> _Task directions_
Print, exactly and completely, every entry in the data.

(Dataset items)
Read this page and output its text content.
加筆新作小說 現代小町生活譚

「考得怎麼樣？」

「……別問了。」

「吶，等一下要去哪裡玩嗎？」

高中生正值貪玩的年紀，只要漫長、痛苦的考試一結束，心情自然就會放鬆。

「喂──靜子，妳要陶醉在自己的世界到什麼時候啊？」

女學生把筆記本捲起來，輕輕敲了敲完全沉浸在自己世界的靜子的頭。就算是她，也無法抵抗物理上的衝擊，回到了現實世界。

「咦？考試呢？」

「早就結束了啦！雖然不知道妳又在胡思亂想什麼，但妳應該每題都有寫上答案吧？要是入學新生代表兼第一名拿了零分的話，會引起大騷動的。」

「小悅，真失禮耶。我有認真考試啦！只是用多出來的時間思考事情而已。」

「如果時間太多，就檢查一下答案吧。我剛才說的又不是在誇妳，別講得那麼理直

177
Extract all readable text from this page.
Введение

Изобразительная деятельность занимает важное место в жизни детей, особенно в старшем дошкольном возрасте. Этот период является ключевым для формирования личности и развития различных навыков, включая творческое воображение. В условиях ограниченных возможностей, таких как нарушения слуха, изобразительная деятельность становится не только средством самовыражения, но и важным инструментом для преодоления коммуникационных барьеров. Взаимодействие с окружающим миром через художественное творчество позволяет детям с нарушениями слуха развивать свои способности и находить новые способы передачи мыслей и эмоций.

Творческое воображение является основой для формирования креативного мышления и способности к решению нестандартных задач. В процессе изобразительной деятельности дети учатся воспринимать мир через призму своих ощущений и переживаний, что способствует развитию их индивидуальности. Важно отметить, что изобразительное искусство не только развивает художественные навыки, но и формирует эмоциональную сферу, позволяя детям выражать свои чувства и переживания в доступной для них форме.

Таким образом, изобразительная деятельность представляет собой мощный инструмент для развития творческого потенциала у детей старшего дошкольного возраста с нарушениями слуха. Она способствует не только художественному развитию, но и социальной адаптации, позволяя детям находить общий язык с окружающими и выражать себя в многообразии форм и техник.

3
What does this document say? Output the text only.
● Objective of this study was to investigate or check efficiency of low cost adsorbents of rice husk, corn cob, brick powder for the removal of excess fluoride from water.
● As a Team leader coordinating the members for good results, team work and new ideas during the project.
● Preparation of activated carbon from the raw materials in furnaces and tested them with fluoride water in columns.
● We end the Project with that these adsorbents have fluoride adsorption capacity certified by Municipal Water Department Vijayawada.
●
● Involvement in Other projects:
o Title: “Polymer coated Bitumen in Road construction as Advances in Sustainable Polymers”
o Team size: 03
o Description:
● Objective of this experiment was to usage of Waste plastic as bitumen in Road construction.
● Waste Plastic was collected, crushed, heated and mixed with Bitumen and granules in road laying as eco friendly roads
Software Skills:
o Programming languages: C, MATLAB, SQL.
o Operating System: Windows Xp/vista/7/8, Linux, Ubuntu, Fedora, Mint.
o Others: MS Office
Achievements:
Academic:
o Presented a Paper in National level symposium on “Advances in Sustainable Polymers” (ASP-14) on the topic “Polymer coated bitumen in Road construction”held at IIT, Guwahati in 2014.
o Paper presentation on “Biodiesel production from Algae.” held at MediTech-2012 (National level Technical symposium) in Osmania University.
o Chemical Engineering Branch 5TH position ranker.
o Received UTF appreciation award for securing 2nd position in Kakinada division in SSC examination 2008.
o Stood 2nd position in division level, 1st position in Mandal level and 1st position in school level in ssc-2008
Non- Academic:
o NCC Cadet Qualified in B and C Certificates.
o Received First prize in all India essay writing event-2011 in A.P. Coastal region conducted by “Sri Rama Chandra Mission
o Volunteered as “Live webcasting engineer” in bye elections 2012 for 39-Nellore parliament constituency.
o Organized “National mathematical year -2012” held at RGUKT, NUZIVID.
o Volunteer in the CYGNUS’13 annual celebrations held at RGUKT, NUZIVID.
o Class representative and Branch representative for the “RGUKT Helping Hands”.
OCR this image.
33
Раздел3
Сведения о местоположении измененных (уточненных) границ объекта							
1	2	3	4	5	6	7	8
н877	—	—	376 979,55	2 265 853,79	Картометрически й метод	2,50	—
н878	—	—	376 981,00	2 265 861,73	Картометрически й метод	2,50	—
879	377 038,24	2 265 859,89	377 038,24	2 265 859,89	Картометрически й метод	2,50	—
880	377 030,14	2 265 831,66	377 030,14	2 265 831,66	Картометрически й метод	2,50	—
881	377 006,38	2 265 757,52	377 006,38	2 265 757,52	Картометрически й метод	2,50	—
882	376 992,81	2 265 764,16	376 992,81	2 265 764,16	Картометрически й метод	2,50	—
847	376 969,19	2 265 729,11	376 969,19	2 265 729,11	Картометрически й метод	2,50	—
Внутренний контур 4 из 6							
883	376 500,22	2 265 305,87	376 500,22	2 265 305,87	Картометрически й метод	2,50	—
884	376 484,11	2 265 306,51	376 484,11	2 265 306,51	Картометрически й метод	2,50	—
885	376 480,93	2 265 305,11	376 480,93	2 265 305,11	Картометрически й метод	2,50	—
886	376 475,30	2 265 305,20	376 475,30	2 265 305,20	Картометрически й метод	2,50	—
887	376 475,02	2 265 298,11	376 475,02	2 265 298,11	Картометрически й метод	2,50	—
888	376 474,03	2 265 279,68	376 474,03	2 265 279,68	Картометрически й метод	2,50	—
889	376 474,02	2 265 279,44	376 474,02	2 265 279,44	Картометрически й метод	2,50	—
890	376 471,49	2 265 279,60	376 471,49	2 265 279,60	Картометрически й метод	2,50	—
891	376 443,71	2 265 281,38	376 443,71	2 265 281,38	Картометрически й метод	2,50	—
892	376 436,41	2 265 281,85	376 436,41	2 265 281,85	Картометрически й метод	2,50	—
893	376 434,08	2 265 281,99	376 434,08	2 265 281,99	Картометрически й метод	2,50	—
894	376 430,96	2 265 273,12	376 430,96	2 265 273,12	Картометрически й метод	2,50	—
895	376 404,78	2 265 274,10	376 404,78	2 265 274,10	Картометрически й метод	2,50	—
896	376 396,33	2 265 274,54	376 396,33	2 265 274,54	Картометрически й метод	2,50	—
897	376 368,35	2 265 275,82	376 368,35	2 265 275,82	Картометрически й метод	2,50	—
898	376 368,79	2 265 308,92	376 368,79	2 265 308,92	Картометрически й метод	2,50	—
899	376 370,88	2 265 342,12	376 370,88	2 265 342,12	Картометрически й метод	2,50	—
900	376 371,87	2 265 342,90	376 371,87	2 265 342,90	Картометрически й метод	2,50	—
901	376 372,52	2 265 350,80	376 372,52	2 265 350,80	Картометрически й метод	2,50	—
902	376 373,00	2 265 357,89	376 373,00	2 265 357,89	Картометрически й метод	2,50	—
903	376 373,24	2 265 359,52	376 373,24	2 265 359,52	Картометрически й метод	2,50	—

> _Correct answer_
Read this page and output its text content.
加筆新作小說 現代小町生活譚

「考得怎麼樣？」

「……別問了。」

「吶，等一下要去哪裡玩嗎？」

高中生正值貪玩的年紀，只要漫長、痛苦的考試一結束，心情自然就會放鬆。

「喂──靜子，妳要陶醉在自己的世界到什麼時候啊？」

女學生把筆記本捲起來，輕輕敲了敲完全沉浸在自己世界的靜子的頭。就算是她，也無法抵抗物理上的衝擊，回到了現實世界。

「咦？考試呢？」

「早就結束了啦！雖然不知道妳又在胡思亂想什麼，但妳應該每題都有寫上答案吧？要是入學新生代表兼第一名拿了零分的話，會引起大騷動的。」

「小悅，真失禮耶。我有認真考試啦！只是用多出來的時間思考事情而已。」

「如果時間太多，就檢查一下答案吧。我剛才說的又不是在誇妳，別講得那麼理直

177
Extract all readable text from this page.
Введение

Изобразительная деятельность занимает важное место в жизни детей, особенно в старшем дошкольном возрасте. Этот период является ключевым для формирования личности и развития различных навыков, включая творческое воображение. В условиях ограниченных возможностей, таких как нарушения слуха, изобразительная деятельность становится не только средством самовыражения, но и важным инструментом для преодоления коммуникационных барьеров. Взаимодействие с окружающим миром через художественное творчество позволяет детям с нарушениями слуха развивать свои способности и находить новые способы передачи мыслей и эмоций.

Творческое воображение является основой для формирования креативного мышления и способности к решению нестандартных задач. В процессе изобразительной деятельности дети учатся воспринимать мир через призму своих ощущений и переживаний, что способствует развитию их индивидуальности. Важно отметить, что изобразительное искусство не только развивает художественные навыки, но и формирует эмоциональную сферу, позволяя детям выражать свои чувства и переживания в доступной для них форме.

Таким образом, изобразительная деятельность представляет собой мощный инструмент для развития творческого потенциала у детей старшего дошкольного возраста с нарушениями слуха. Она способствует не только художественному развитию, но и социальной адаптации, позволяя детям находить общий язык с окружающими и выражать себя в многообразии форм и техник.

3
What does this document say? Output the text only.
● Objective of this study was to investigate or check efficiency of low cost adsorbents of rice husk, corn cob, brick powder for the removal of excess fluoride from water.
● As a Team leader coordinating the members for good results, team work and new ideas during the project.
● Preparation of activated carbon from the raw materials in furnaces and tested them with fluoride water in columns.
● We end the Project with that these adsorbents have fluoride adsorption capacity certified by Municipal Water Department Vijayawada.
●
● Involvement in Other projects:
o Title: “Polymer coated Bitumen in Road construction as Advances in Sustainable Polymers”
o Team size: 03
o Description:
● Objective of this experiment was to usage of Waste plastic as bitumen in Road construction.
● Waste Plastic was collected, crushed, heated and mixed with Bitumen and granules in road laying as eco friendly roads
Software Skills:
o Programming languages: C, MATLAB, SQL.
o Operating System: Windows Xp/vista/7/8, Linux, Ubuntu, Fedora, Mint.
o Others: MS Office
Achievements:
Academic:
o Presented a Paper in National level symposium on “Advances in Sustainable Polymers” (ASP-14) on the topic “Polymer coated bitumen in Road construction”held at IIT, Guwahati in 2014.
o Paper presentation on “Biodiesel production from Algae.” held at MediTech-2012 (National level Technical symposium) in Osmania University.
o Chemical Engineering Branch 5TH position ranker.
o Received UTF appreciation award for securing 2nd position in Kakinada division in SSC examination 2008.
o Stood 2nd position in division level, 1st position in Mandal level and 1st position in school level in ssc-2008
Non- Academic:
o NCC Cadet Qualified in B and C Certificates.
o Received First prize in all India essay writing event-2011 in A.P. Coastal region conducted by “Sri Rama Chandra Mission
o Volunteered as “Live webcasting engineer” in bye elections 2012 for 39-Nellore parliament constituency.
o Organized “National mathematical year -2012” held at RGUKT, NUZIVID.
o Volunteer in the CYGNUS’13 annual celebrations held at RGUKT, NUZIVID.
o Class representative and Branch representative for the “RGUKT Helping Hands”.
OCR this image.
33
Раздел3
Сведения о местоположении измененных (уточненных) границ объекта							
1	2	3	4	5	6	7	8
н877	—	—	376 979,55	2 265 853,79	Картометрически й метод	2,50	—
н878	—	—	376 981,00	2 265 861,73	Картометрически й метод	2,50	—
879	377 038,24	2 265 859,89	377 038,24	2 265 859,89	Картометрически й метод	2,50	—
880	377 030,14	2 265 831,66	377 030,14	2 265 831,66	Картометрически й метод	2,50	—
881	377 006,38	2 265 757,52	377 006,38	2 265 757,52	Картометрически й метод	2,50	—
882	376 992,81	2 265 764,16	376 992,81	2 265 764,16	Картометрически й метод	2,50	—
847	376 969,19	2 265 729,11	376 969,19	2 265 729,11	Картометрически й метод	2,50	—
Внутренний контур 4 из 6							
883	376 500,22	2 265 305,87	376 500,22	2 265 305,87	Картометрически й метод	2,50	—
884	376 484,11	2 265 306,51	376 484,11	2 265 306,51	Картометрически й метод	2,50	—
885	376 480,93	2 265 305,11	376 480,93	2 265 305,11	Картометрически й метод	2,50	—
886	376 475,30	2 265 305,20	376 475,30	2 265 305,20	Картометрически й метод	2,50	—
887	376 475,02	2 265 298,11	376 475,02	2 265 298,11	Картометрически й метод	2,50	—
888	376 474,03	2 265 279,68	376 474,03	2 265 279,68	Картометрически й метод	2,50	—
889	376 474,02	2 265 279,44	376 474,02	2 265 279,44	Картометрически й метод	2,50	—
890	376 471,49	2 265 279,60	376 471,49	2 265 279,60	Картометрически й метод	2,50	—
891	376 443,71	2 265 281,38	376 443,71	2 265 281,38	Картометрически й метод	2,50	—
892	376 436,41	2 265 281,85	376 436,41	2 265 281,85	Картометрически й метод	2,50	—
893	376 434,08	2 265 281,99	376 434,08	2 265 281,99	Картометрически й метод	2,50	—
894	376 430,96	2 265 273,12	376 430,96	2 265 273,12	Картометрически й метод	2,50	—
895	376 404,78	2 265 274,10	376 404,78	2 265 274,10	Картометрически й метод	2,50	—
896	376 396,33	2 265 274,54	376 396,33	2 265 274,54	Картометрически й метод	2,50	—
897	376 368,35	2 265 275,82	376 368,35	2 265 275,82	Картометрически й метод	2,50	—
898	376 368,79	2 265 308,92	376 368,79	2 265 308,92	Картометрически й метод	2,50	—
899	376 370,88	2 265 342,12	376 370,88	2 265 342,12	Картометрически й метод	2,50	—
900	376 371,87	2 265 342,90	376 371,87	2 265 342,90	Картометрически й метод	2,50	—
901	376 372,52	2 265 350,80	376 372,52	2 265 350,80	Картометрически й метод	2,50	—
902	376 373,00	2 265 357,89	376 373,00	2 265 357,89	Картометрически й метод	2,50	—
903	376 373,24	2 265 359,52	376 373,24	2 265 359,52	Картометрически й метод	2,50	—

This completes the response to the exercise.